## TO DO:
Copy out every one of the rows below word for word, leaving out the pictures.

## ENTRIES SUPPLIED:
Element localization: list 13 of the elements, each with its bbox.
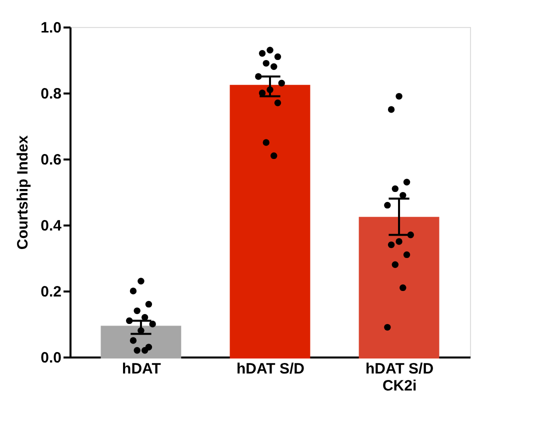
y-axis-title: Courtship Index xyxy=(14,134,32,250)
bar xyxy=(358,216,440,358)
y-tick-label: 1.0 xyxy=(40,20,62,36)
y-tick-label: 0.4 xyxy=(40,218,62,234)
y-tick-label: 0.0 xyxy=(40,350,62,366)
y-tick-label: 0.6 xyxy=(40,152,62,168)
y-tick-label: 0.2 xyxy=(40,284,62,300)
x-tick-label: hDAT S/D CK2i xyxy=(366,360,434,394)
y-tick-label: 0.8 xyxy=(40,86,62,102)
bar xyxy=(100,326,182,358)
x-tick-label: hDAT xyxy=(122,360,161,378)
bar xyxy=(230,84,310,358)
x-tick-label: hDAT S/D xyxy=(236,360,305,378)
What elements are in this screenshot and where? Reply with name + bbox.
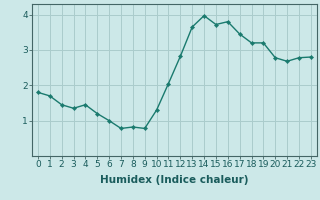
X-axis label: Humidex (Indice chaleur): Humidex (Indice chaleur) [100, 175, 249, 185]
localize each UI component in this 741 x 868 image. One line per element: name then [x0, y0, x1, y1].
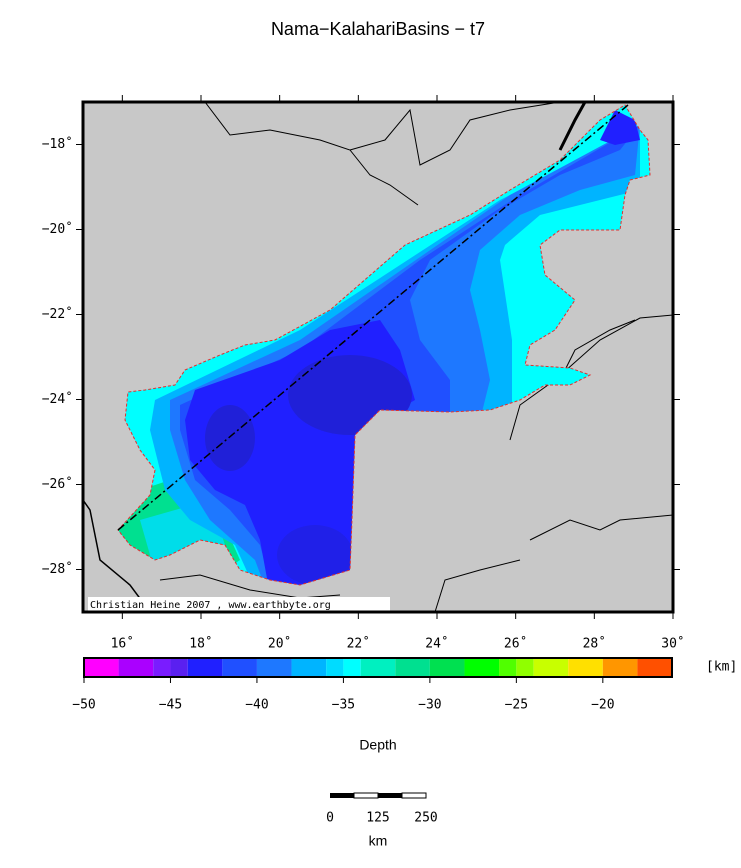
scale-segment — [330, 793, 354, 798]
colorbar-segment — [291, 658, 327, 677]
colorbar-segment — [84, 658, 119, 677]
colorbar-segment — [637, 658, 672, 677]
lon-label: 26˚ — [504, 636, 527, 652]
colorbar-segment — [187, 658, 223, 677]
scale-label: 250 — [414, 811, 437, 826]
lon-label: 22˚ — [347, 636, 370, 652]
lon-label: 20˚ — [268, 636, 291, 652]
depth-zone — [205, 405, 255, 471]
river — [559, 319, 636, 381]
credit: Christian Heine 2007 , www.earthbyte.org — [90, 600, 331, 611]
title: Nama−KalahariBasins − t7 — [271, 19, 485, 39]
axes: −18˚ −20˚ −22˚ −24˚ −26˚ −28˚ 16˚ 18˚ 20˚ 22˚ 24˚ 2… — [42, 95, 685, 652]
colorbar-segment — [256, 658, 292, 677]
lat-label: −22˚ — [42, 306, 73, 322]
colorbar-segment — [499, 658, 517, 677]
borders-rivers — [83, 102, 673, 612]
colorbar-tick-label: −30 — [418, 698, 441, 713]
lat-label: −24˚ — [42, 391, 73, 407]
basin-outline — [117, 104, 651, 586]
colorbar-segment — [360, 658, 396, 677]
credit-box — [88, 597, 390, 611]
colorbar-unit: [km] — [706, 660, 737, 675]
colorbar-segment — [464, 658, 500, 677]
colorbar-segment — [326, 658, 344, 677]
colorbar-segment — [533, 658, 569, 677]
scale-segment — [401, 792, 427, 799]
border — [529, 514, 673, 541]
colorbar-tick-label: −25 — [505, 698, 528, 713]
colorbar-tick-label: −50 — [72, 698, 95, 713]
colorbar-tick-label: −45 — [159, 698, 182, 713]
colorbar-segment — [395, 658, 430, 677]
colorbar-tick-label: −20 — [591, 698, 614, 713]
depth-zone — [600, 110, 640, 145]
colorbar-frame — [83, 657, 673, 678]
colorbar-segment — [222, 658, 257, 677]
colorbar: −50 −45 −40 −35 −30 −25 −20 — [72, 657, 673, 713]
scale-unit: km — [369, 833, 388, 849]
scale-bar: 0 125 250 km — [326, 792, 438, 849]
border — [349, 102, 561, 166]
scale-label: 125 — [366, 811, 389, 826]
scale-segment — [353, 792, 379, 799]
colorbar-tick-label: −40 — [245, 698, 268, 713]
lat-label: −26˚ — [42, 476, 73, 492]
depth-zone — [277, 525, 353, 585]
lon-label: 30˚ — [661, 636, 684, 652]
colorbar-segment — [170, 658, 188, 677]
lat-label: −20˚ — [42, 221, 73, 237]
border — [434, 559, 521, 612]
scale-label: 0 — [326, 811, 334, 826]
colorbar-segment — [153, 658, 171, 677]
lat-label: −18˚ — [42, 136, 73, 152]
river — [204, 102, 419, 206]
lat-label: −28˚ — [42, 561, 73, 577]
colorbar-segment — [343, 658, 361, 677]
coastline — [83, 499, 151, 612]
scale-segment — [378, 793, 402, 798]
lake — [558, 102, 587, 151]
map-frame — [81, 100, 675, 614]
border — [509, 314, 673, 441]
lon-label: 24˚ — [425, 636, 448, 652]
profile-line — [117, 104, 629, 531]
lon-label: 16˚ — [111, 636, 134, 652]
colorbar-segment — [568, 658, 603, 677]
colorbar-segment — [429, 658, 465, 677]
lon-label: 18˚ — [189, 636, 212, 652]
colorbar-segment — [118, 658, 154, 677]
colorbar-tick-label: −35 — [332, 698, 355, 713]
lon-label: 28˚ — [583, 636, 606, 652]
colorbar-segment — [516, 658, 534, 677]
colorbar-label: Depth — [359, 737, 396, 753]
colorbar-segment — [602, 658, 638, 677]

## WRITTEN ANSWER:
Element localization: list 13 of the elements, each with its bbox.
y-axis-title: Courtship Index xyxy=(14,134,32,250)
bar xyxy=(358,216,440,358)
y-tick-label: 1.0 xyxy=(40,20,62,36)
y-tick-label: 0.4 xyxy=(40,218,62,234)
y-tick-label: 0.0 xyxy=(40,350,62,366)
y-tick-label: 0.6 xyxy=(40,152,62,168)
y-tick-label: 0.2 xyxy=(40,284,62,300)
x-tick-label: hDAT S/D CK2i xyxy=(366,360,434,394)
y-tick-label: 0.8 xyxy=(40,86,62,102)
bar xyxy=(100,326,182,358)
x-tick-label: hDAT xyxy=(122,360,161,378)
bar xyxy=(230,84,310,358)
x-tick-label: hDAT S/D xyxy=(236,360,305,378)
What elements are in this screenshot and where? Reply with name + bbox.
X-axis label: Humidex (Indice chaleur): Humidex (Indice chaleur) [100, 175, 249, 185]
localize each UI component in this 741 x 868 image. One line per element: name then [x0, y0, x1, y1].
scale-segment — [330, 793, 354, 798]
colorbar-segment — [291, 658, 327, 677]
colorbar-segment — [84, 658, 119, 677]
colorbar-segment — [637, 658, 672, 677]
lon-label: 26˚ — [504, 636, 527, 652]
colorbar-segment — [187, 658, 223, 677]
scale-label: 250 — [414, 811, 437, 826]
lon-label: 22˚ — [347, 636, 370, 652]
lon-label: 20˚ — [268, 636, 291, 652]
depth-zone — [205, 405, 255, 471]
river — [559, 319, 636, 381]
credit: Christian Heine 2007 , www.earthbyte.org — [90, 600, 331, 611]
title: Nama−KalahariBasins − t7 — [271, 19, 485, 39]
axes: −18˚ −20˚ −22˚ −24˚ −26˚ −28˚ 16˚ 18˚ 20˚ 22˚ 24˚ 2… — [42, 95, 685, 652]
colorbar-segment — [256, 658, 292, 677]
lat-label: −22˚ — [42, 306, 73, 322]
colorbar-segment — [499, 658, 517, 677]
borders-rivers — [83, 102, 673, 612]
colorbar-tick-label: −30 — [418, 698, 441, 713]
lat-label: −24˚ — [42, 391, 73, 407]
basin-outline — [117, 104, 651, 586]
colorbar-segment — [360, 658, 396, 677]
credit-box — [88, 597, 390, 611]
colorbar-unit: [km] — [706, 660, 737, 675]
colorbar-segment — [464, 658, 500, 677]
colorbar-segment — [326, 658, 344, 677]
colorbar-segment — [533, 658, 569, 677]
scale-segment — [401, 792, 427, 799]
border — [529, 514, 673, 541]
colorbar-tick-label: −25 — [505, 698, 528, 713]
colorbar-tick-label: −50 — [72, 698, 95, 713]
colorbar-tick-label: −45 — [159, 698, 182, 713]
colorbar-segment — [395, 658, 430, 677]
colorbar-tick-label: −20 — [591, 698, 614, 713]
depth-zone — [600, 110, 640, 145]
colorbar-frame — [83, 657, 673, 678]
colorbar-segment — [222, 658, 257, 677]
colorbar: −50 −45 −40 −35 −30 −25 −20 — [72, 657, 673, 713]
scale-unit: km — [369, 833, 388, 849]
scale-bar: 0 125 250 km — [326, 792, 438, 849]
border — [349, 102, 561, 166]
scale-label: 125 — [366, 811, 389, 826]
scale-segment — [353, 792, 379, 799]
colorbar-tick-label: −40 — [245, 698, 268, 713]
lat-label: −26˚ — [42, 476, 73, 492]
depth-zone — [277, 525, 353, 585]
lon-label: 30˚ — [661, 636, 684, 652]
colorbar-segment — [170, 658, 188, 677]
lat-label: −20˚ — [42, 221, 73, 237]
border — [434, 559, 521, 612]
scale-label: 0 — [326, 811, 334, 826]
colorbar-segment — [153, 658, 171, 677]
lat-label: −18˚ — [42, 136, 73, 152]
river — [204, 102, 419, 206]
lat-label: −28˚ — [42, 561, 73, 577]
colorbar-segment — [343, 658, 361, 677]
coastline — [83, 499, 151, 612]
scale-segment — [378, 793, 402, 798]
lake — [558, 102, 587, 151]
map-frame — [81, 100, 675, 614]
border — [509, 314, 673, 441]
lon-label: 24˚ — [425, 636, 448, 652]
profile-line — [117, 104, 629, 531]
lon-label: 16˚ — [111, 636, 134, 652]
colorbar-segment — [568, 658, 603, 677]
colorbar-segment — [429, 658, 465, 677]
lon-label: 18˚ — [189, 636, 212, 652]
colorbar-segment — [118, 658, 154, 677]
colorbar-tick-label: −35 — [332, 698, 355, 713]
lon-label: 28˚ — [583, 636, 606, 652]
colorbar-segment — [516, 658, 534, 677]
colorbar-label: Depth — [359, 737, 396, 753]
colorbar-segment — [602, 658, 638, 677]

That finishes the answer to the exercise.